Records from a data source
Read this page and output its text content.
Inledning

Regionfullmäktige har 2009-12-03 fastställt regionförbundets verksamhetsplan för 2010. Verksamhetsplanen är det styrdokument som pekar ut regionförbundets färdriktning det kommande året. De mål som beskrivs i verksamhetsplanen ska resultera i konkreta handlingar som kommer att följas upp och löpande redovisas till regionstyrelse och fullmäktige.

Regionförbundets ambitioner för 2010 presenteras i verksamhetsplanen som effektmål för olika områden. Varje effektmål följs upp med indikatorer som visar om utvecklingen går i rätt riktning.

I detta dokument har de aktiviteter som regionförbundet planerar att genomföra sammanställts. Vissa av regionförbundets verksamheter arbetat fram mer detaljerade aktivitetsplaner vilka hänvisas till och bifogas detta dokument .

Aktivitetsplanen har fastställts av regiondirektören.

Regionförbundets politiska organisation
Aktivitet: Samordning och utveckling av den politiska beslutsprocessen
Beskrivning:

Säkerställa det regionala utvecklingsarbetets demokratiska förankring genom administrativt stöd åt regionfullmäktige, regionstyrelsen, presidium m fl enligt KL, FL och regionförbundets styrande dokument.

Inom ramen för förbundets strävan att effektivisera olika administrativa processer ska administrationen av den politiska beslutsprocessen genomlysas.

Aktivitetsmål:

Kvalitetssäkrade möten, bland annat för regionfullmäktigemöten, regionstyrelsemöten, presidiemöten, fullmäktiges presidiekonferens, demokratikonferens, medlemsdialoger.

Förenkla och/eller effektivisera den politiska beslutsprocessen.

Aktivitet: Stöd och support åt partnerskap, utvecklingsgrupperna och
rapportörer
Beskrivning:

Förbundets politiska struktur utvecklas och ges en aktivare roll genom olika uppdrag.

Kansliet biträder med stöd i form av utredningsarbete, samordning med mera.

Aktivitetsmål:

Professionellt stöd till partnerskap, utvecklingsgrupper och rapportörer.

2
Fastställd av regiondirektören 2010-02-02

**What is being asked**: Your answer should consist of all lines above that include the string "politiska".

**Response**:
Regionförbundets politiska organisation
Aktivitet: Samordning och utveckling av den politiska beslutsprocessen
Inom ramen för förbundets strävan att effektivisera olika administrativa processer ska administrationen av den politiska beslutsprocessen genomlysas.
Förenkla och/eller effektivisera den politiska beslutsprocessen.
Förbundets politiska struktur utvecklas och ges en aktivare roll genom olika uppdrag.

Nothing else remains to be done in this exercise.